■ **Directions for this task**:
Locate every line in the material below that has the word "JSON". Copy each of those lines.

┏━━

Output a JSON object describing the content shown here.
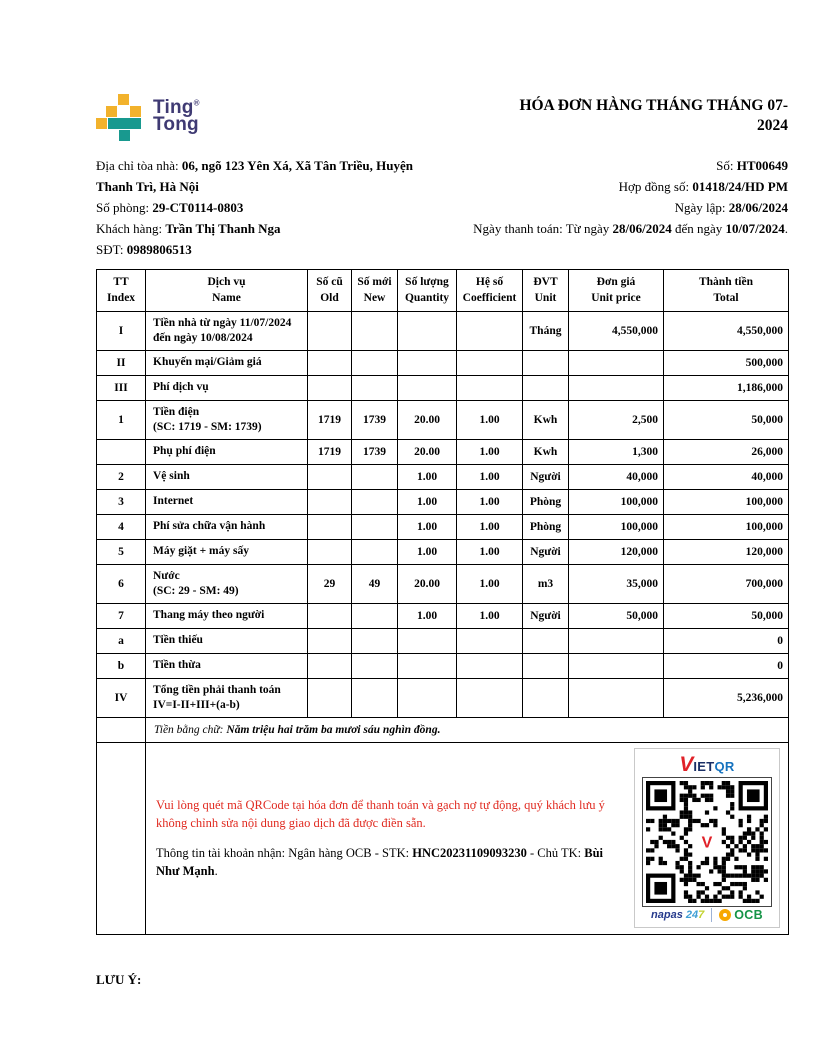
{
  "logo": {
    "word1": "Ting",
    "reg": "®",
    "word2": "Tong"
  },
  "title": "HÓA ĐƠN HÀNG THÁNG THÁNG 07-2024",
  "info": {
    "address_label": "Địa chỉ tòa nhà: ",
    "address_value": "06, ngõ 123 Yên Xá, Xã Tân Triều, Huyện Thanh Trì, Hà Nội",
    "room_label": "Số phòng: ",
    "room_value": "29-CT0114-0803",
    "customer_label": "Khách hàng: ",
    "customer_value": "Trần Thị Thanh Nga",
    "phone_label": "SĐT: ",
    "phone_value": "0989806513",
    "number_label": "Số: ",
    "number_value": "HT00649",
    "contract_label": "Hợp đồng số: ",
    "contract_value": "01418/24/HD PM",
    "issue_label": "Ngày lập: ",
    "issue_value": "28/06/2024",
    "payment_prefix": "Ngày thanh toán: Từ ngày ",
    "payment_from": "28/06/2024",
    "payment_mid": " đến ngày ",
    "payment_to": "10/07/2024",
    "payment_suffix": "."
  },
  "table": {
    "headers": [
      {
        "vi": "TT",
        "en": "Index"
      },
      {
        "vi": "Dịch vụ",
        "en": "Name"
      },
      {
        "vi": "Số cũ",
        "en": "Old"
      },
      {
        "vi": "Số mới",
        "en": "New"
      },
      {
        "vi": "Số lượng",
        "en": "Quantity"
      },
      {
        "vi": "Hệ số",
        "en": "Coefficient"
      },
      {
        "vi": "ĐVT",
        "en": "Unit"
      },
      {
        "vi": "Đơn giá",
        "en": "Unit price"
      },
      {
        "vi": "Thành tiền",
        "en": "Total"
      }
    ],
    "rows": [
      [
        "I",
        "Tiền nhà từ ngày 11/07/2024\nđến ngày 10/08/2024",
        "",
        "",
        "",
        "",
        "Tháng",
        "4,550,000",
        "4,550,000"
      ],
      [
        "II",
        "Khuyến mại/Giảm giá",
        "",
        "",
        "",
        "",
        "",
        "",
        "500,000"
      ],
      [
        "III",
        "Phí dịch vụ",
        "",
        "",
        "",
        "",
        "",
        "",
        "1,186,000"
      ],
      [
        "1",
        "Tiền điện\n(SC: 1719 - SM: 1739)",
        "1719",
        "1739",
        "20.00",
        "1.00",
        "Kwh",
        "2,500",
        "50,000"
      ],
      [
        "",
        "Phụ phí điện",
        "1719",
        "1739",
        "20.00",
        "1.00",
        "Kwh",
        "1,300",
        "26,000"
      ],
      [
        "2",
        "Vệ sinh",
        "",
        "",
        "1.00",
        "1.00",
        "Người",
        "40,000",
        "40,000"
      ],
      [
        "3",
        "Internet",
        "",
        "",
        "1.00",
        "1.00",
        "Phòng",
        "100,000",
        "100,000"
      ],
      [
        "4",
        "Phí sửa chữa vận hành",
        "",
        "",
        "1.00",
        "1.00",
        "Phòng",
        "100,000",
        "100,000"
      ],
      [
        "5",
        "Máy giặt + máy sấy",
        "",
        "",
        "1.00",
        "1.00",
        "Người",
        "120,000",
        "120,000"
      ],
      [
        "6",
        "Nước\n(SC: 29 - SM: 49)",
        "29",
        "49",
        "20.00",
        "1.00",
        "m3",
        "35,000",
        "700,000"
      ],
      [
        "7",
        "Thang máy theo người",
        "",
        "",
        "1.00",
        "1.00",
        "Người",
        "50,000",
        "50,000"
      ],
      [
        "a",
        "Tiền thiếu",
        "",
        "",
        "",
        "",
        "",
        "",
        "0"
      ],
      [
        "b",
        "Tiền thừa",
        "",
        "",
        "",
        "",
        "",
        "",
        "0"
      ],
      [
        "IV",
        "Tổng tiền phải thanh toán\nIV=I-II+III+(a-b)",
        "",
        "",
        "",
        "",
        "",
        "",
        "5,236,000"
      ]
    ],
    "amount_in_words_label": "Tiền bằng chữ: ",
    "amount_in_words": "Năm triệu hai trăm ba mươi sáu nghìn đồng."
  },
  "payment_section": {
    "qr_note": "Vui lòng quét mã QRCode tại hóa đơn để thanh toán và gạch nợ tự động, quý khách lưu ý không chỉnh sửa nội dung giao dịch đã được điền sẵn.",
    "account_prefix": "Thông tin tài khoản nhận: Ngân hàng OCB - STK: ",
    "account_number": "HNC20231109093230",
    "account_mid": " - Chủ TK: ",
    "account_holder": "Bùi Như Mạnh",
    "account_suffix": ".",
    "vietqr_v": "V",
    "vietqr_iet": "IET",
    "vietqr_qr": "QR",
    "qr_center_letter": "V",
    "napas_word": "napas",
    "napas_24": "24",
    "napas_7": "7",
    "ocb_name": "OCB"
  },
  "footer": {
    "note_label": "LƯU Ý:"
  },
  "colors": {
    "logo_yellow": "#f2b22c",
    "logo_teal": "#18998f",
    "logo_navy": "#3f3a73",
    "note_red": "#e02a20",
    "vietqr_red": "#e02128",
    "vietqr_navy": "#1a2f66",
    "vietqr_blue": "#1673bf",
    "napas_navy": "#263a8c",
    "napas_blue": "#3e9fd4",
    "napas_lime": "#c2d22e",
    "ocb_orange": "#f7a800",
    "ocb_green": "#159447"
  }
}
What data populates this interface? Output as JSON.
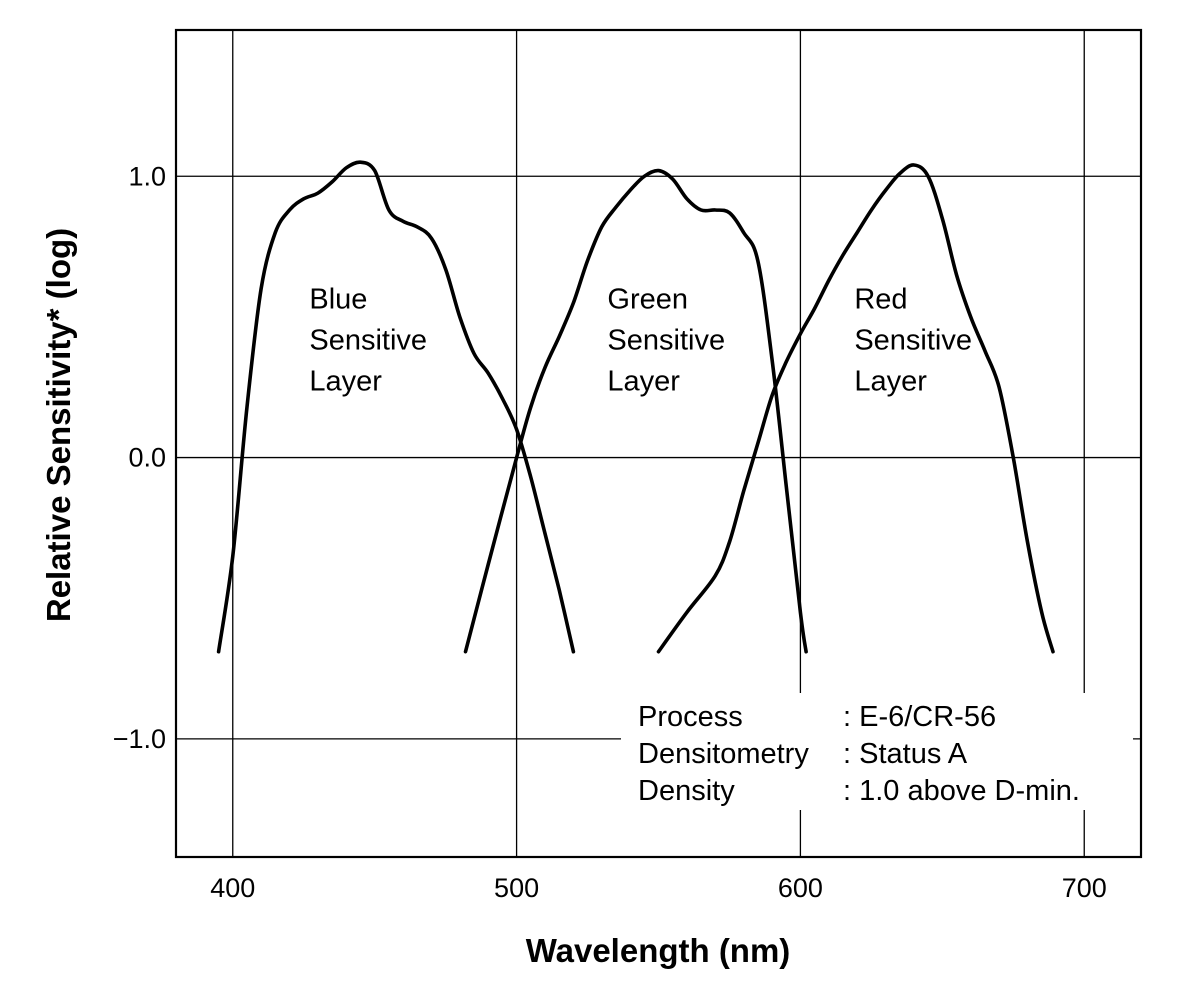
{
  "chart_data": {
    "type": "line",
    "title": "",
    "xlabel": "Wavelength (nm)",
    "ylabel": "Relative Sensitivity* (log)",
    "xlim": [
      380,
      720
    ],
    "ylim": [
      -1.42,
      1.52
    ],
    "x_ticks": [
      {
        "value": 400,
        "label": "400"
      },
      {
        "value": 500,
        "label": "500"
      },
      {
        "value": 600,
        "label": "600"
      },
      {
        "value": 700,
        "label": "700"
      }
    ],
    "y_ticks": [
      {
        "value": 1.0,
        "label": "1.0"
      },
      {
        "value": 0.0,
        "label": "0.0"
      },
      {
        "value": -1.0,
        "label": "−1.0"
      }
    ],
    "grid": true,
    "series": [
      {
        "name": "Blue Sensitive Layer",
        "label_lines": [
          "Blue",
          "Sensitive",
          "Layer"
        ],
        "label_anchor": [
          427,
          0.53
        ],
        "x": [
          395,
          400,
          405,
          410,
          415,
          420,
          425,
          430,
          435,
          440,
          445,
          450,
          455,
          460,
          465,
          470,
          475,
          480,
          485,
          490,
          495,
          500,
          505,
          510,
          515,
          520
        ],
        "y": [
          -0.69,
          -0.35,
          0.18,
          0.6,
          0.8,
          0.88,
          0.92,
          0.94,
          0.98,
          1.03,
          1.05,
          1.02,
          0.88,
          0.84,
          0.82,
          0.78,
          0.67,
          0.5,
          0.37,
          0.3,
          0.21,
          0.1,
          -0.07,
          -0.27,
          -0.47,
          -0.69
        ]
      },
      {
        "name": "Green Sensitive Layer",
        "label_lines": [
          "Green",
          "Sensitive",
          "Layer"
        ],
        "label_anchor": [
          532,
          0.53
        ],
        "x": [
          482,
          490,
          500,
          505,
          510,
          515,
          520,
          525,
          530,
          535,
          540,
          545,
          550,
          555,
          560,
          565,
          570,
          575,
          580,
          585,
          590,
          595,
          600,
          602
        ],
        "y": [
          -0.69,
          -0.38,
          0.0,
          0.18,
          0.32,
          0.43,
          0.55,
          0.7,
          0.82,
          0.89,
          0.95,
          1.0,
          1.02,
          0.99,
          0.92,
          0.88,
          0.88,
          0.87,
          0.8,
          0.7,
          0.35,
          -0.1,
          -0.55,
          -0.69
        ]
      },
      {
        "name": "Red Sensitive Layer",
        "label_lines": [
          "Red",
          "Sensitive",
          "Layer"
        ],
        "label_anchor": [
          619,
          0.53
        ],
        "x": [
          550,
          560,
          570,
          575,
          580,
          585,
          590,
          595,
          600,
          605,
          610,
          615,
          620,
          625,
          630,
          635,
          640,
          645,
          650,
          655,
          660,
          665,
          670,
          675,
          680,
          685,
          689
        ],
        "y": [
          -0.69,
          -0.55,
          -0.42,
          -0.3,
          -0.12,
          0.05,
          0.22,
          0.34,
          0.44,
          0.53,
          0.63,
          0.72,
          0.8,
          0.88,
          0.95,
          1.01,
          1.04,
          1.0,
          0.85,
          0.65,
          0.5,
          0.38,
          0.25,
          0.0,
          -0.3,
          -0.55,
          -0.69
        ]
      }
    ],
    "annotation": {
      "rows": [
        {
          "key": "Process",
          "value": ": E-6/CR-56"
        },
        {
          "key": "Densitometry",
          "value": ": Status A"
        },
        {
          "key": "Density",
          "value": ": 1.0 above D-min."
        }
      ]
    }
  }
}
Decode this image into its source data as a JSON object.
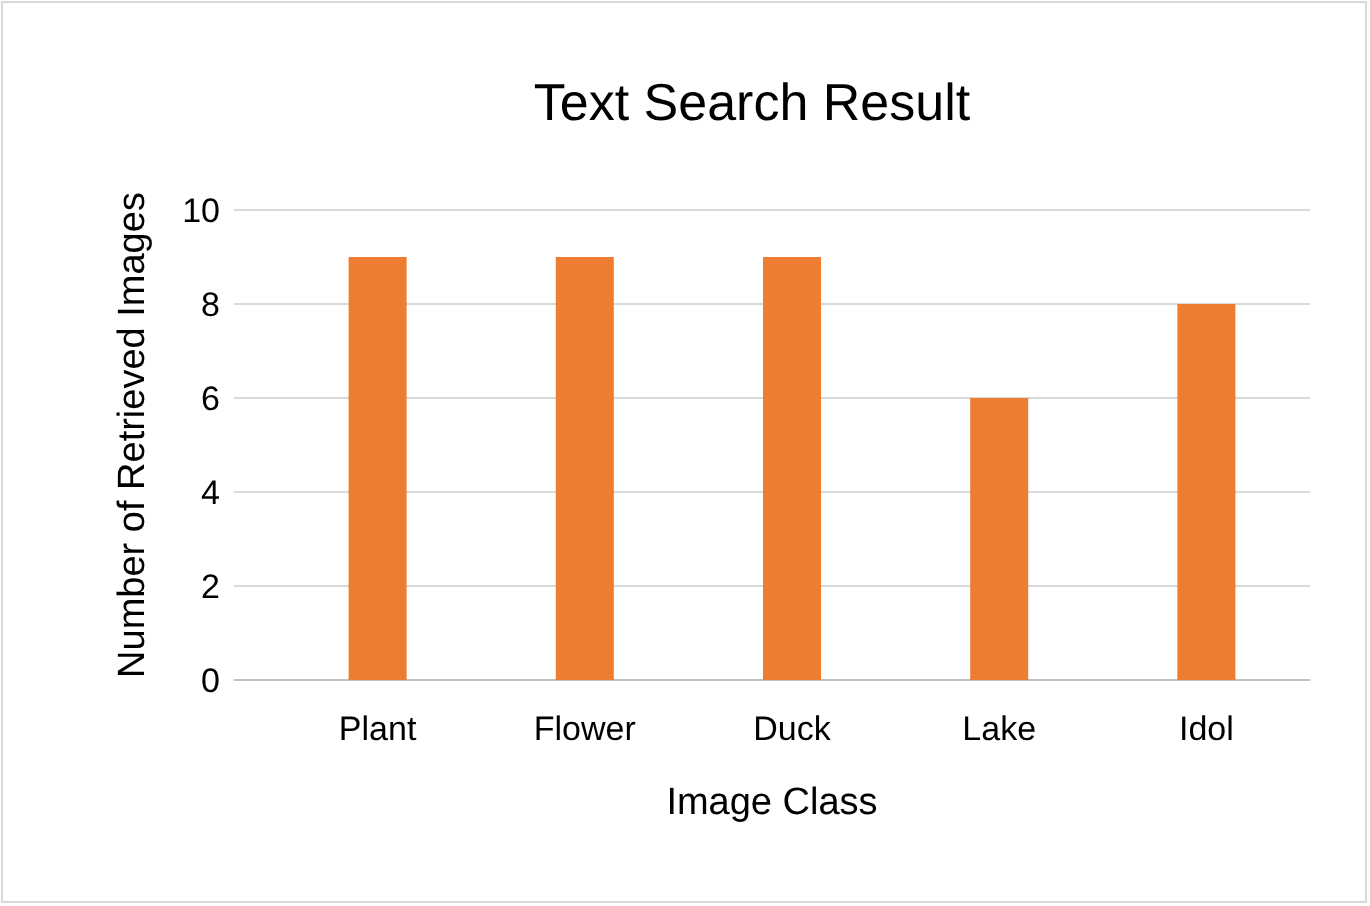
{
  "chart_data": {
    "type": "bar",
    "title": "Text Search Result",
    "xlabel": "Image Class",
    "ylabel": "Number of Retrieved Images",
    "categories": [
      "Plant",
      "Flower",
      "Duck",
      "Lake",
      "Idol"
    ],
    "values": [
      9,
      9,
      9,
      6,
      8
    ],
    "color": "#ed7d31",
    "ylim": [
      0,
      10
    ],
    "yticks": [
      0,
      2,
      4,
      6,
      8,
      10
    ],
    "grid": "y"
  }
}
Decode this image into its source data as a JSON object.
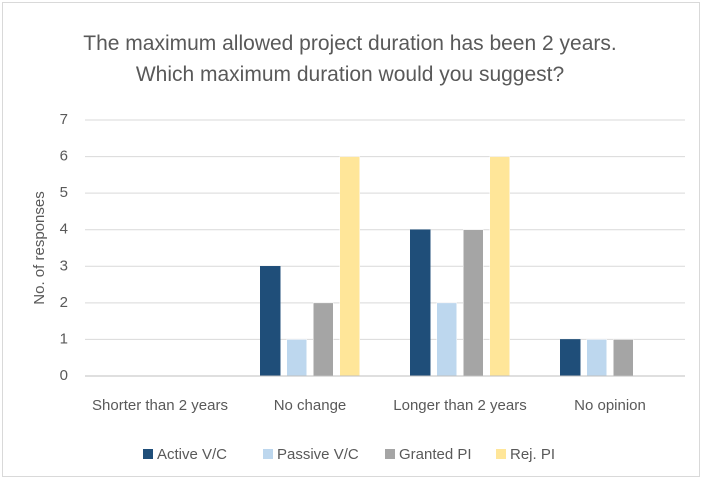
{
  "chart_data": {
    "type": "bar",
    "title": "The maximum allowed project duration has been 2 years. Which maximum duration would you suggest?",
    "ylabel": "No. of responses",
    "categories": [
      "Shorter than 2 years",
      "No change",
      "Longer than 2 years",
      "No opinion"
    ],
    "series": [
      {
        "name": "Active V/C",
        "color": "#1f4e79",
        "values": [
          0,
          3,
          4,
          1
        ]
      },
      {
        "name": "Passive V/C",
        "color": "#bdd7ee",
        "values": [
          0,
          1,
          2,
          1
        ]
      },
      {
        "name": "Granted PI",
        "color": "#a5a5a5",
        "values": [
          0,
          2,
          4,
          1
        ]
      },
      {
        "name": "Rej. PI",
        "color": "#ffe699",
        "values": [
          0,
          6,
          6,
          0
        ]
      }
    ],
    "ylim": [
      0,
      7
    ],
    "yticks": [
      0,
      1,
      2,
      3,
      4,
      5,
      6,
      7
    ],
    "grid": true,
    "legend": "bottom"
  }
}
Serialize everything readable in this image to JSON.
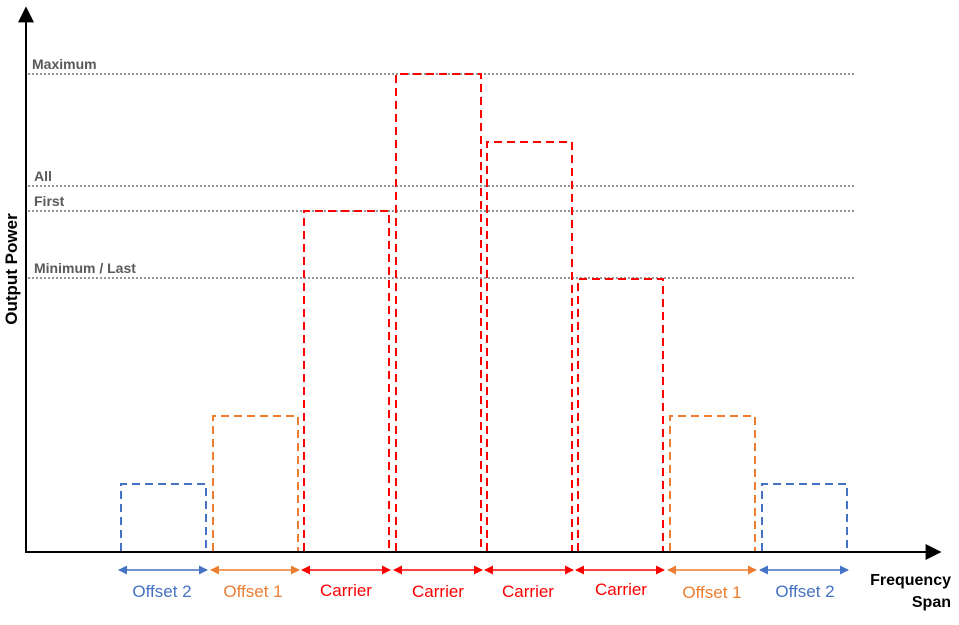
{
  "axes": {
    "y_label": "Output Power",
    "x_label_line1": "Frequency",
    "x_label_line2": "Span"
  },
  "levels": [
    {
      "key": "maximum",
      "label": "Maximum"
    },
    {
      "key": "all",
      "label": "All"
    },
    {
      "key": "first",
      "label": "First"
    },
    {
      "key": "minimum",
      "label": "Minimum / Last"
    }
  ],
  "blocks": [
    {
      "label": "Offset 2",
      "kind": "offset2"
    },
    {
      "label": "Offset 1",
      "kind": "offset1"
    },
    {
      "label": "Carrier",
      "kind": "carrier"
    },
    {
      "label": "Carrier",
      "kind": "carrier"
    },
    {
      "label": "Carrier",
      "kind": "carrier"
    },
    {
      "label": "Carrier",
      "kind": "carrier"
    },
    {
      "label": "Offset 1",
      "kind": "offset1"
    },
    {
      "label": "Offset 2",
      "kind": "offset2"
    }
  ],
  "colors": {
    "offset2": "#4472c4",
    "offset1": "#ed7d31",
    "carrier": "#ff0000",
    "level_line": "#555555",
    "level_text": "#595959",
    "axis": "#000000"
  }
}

┗━━

■ **Completed task**:
Output a JSON object describing the content shown here.
What data populates this interface? Output as JSON.
Decode this image into its source data as a JSON object.
Decode this image into its source data as a JSON object.
Serialize everything readable in this image to JSON.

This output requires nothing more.